### PROBLEM STATEMENT
Which lines of the records hold the string "salar"? Report only how many of them there are.

-- THE DATA follows --

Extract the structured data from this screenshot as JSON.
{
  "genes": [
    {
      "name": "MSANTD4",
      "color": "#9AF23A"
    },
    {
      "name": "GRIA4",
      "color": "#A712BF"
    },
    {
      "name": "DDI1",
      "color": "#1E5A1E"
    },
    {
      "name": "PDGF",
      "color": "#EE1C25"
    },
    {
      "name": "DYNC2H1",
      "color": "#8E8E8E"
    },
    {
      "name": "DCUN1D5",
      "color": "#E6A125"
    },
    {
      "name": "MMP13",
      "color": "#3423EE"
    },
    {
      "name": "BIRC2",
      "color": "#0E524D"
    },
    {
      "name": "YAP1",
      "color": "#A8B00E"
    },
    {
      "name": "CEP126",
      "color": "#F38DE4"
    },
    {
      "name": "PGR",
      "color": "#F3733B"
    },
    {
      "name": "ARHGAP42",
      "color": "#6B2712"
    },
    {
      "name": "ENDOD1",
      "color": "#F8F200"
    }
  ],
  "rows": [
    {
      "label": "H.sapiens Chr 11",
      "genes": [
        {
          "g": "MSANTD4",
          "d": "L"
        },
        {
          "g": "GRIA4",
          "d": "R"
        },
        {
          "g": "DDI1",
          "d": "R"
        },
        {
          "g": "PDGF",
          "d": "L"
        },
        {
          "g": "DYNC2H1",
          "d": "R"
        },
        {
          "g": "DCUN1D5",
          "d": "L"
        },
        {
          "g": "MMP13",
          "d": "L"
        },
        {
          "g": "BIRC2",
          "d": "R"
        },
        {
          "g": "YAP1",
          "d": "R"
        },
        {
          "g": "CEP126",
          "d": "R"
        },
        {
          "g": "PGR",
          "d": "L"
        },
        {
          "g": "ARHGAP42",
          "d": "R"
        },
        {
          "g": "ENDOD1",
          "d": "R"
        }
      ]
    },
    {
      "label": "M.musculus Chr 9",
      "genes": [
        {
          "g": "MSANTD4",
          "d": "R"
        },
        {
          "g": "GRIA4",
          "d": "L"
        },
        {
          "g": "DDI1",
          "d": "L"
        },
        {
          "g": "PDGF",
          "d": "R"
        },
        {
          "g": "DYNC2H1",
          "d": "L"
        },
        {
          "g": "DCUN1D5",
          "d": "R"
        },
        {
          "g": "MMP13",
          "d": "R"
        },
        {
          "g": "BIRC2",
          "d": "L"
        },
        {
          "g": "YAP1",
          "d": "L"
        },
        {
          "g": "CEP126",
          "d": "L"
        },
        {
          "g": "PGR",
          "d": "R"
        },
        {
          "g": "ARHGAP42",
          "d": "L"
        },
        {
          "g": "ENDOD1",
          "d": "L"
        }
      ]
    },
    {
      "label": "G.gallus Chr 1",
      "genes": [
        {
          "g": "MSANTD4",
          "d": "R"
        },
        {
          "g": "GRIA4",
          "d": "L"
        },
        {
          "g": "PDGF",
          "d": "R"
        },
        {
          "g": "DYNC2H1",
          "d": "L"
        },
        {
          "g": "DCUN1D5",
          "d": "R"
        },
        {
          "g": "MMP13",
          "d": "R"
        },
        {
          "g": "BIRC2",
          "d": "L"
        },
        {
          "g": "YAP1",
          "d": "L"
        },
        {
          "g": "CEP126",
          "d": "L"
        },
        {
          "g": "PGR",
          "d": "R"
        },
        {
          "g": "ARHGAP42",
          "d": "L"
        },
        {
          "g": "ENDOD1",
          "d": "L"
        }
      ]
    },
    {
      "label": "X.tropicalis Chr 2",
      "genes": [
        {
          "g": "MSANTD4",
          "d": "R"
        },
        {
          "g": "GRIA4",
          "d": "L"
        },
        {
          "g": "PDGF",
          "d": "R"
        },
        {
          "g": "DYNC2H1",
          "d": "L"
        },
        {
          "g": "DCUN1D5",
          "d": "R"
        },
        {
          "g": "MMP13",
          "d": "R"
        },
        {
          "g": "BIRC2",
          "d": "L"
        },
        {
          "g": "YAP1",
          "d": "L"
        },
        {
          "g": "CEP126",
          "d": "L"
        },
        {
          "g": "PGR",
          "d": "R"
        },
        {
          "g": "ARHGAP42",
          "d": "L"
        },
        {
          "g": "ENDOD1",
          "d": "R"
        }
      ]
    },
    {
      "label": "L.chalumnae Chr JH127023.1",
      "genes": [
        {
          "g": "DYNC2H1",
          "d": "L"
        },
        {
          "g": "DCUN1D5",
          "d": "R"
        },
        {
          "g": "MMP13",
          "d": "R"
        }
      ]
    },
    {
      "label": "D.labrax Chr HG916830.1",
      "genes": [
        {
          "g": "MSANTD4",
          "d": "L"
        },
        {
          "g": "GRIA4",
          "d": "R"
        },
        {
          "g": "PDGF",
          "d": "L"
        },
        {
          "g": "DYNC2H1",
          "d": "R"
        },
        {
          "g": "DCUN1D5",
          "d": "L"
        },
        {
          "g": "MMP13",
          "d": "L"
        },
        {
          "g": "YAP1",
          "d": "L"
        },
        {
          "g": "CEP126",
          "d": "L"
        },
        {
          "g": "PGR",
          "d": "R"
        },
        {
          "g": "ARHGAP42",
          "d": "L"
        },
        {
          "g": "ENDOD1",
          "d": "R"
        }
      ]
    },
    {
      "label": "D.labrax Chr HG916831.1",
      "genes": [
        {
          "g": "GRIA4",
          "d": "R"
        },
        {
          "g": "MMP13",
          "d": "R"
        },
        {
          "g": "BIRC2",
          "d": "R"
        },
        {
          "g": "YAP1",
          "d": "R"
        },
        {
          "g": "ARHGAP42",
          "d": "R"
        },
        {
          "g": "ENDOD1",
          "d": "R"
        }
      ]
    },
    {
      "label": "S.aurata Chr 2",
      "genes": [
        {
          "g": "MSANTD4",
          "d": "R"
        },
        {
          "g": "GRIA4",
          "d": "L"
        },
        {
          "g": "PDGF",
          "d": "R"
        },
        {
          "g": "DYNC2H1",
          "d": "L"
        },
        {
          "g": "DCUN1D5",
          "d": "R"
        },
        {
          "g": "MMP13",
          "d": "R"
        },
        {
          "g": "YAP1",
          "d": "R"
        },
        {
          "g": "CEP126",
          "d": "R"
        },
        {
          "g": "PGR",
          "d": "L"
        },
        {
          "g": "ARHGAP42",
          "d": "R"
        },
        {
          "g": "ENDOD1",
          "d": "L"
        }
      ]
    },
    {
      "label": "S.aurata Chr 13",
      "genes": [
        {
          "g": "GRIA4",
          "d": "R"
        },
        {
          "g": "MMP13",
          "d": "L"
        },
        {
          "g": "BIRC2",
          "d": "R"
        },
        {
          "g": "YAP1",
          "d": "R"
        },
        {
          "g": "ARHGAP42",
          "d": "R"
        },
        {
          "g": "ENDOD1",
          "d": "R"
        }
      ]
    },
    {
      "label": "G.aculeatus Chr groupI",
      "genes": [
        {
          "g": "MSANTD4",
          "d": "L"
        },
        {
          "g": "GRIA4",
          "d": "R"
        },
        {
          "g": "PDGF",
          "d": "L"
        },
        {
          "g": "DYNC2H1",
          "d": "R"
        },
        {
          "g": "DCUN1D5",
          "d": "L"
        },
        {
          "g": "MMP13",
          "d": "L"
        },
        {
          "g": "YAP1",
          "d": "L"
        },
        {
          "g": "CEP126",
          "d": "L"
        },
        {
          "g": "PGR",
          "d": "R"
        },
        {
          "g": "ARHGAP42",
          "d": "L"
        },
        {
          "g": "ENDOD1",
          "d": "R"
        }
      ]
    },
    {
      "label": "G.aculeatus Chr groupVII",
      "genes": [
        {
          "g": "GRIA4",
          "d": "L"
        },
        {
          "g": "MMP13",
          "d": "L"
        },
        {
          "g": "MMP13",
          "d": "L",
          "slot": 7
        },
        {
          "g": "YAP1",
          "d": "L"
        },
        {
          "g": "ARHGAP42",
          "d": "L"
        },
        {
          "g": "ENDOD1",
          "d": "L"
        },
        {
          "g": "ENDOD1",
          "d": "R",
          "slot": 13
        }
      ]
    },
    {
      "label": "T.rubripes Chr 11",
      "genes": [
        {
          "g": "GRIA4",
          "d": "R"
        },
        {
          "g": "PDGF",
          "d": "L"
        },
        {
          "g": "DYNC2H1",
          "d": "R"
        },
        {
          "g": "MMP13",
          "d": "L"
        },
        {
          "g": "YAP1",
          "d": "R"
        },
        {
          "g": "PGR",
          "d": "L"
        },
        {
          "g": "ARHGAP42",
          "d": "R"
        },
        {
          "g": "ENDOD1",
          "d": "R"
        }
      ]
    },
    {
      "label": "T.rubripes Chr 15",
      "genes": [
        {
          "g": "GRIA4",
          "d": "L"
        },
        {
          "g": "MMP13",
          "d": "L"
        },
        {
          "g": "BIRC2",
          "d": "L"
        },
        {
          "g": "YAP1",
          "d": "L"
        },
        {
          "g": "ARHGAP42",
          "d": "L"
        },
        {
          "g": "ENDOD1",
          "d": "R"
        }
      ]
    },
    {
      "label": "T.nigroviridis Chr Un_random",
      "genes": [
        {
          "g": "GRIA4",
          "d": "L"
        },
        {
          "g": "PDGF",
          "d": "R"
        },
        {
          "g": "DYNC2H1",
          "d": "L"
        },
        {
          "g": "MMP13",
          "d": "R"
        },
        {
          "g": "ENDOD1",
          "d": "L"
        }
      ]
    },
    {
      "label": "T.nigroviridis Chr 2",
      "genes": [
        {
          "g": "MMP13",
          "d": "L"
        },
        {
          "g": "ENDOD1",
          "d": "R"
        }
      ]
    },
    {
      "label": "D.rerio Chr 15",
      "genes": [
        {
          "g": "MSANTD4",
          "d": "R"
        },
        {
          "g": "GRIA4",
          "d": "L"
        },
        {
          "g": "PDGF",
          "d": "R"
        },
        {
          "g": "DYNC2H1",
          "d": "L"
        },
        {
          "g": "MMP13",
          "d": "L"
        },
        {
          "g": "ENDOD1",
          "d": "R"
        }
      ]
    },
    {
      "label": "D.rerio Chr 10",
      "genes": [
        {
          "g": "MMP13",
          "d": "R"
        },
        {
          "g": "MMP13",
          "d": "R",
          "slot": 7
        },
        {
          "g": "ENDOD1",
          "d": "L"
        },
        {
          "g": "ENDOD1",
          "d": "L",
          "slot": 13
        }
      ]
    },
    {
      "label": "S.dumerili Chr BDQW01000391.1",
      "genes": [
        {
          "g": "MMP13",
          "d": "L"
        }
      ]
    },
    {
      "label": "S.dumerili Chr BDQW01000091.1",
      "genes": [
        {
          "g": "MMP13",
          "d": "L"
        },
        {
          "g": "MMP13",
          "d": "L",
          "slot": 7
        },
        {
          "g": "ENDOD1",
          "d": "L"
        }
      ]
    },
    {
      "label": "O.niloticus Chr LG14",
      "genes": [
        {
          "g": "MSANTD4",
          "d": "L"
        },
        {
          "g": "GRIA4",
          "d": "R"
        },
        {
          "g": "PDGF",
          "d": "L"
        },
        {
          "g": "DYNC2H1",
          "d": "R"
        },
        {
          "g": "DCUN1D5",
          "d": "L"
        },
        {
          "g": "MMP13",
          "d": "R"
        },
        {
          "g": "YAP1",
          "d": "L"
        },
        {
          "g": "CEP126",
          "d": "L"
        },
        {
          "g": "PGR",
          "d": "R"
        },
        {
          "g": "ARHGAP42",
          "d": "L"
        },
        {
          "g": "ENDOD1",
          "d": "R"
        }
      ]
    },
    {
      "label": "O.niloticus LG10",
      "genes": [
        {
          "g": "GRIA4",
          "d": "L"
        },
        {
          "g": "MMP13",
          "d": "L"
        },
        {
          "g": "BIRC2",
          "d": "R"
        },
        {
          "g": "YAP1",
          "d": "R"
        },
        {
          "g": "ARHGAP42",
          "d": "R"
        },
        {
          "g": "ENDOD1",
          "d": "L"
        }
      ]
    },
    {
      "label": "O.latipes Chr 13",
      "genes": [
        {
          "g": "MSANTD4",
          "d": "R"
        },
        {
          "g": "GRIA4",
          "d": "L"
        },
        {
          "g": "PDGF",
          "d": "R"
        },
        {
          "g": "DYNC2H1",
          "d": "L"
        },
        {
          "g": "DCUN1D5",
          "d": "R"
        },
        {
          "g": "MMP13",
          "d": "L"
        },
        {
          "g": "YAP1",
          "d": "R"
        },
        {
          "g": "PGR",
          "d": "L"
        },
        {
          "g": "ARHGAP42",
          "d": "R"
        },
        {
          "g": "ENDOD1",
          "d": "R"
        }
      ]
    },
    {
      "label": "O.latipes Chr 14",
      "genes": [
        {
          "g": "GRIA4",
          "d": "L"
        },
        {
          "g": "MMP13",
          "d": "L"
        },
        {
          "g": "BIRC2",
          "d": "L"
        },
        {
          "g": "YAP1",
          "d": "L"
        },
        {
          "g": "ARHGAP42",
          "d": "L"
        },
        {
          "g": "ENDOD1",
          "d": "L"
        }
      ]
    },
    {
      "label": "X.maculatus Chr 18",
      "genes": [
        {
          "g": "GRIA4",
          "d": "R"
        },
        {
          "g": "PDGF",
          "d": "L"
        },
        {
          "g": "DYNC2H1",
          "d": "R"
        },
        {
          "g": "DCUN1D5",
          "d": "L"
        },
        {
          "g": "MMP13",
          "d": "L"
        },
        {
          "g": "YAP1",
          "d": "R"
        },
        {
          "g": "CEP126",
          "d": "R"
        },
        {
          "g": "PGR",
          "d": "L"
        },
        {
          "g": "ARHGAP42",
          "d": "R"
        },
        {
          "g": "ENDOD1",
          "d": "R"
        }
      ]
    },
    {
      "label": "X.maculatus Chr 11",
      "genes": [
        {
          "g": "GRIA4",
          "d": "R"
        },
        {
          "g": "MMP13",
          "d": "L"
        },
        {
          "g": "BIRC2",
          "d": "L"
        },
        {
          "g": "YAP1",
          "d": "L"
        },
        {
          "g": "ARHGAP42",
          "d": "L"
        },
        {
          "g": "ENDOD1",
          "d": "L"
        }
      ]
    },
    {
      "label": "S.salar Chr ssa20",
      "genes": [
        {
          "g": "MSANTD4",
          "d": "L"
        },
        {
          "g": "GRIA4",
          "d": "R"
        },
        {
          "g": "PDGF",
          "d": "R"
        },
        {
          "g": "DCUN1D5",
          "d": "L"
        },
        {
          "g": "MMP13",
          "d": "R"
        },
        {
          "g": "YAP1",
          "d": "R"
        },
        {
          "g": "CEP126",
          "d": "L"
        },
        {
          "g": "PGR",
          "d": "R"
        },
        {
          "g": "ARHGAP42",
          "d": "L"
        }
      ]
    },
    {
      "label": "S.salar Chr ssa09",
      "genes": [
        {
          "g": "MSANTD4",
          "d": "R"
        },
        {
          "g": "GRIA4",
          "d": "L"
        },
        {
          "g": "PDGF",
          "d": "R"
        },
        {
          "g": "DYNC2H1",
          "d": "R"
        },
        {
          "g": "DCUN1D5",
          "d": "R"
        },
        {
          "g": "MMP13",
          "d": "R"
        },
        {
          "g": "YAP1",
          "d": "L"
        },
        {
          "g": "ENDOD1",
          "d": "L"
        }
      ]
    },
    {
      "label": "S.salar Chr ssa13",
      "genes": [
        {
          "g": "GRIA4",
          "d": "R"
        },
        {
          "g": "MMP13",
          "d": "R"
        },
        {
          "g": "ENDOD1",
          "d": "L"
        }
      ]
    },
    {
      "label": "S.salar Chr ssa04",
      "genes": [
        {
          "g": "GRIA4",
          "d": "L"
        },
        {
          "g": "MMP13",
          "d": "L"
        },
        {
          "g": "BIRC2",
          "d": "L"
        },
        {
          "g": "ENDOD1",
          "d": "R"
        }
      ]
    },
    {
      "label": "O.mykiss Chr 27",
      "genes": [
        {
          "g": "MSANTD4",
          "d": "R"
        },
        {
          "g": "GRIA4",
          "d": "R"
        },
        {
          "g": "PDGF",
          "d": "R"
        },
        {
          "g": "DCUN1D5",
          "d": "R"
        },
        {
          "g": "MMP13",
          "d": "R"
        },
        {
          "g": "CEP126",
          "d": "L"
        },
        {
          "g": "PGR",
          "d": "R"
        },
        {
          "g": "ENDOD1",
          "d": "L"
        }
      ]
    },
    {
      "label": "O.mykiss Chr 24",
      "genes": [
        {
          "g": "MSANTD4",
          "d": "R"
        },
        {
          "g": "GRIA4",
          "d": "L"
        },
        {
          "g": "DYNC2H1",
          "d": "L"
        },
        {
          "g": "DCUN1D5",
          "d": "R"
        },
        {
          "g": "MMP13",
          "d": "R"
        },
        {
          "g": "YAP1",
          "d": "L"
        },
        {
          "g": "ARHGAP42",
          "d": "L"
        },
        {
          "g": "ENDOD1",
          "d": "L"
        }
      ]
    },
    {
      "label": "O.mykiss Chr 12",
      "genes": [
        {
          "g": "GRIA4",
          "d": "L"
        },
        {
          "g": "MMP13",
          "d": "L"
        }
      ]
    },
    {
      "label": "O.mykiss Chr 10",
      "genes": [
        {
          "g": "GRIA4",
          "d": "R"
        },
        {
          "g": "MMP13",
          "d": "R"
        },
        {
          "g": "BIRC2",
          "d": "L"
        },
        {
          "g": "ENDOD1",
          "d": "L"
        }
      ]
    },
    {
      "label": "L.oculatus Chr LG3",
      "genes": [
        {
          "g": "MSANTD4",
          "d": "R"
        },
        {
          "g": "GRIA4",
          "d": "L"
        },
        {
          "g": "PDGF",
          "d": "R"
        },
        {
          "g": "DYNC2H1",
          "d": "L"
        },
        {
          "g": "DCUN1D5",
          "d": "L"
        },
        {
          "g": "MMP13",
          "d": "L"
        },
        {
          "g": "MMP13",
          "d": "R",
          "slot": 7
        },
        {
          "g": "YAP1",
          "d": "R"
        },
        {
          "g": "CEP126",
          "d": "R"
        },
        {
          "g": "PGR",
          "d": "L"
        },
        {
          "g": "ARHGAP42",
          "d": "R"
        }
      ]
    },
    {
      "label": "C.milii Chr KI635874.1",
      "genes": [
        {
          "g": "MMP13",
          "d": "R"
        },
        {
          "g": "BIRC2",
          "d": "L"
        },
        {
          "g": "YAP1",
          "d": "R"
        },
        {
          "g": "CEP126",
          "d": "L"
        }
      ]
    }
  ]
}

-- THE DATA concluded --

### SOLUTION TO THIS TASK
4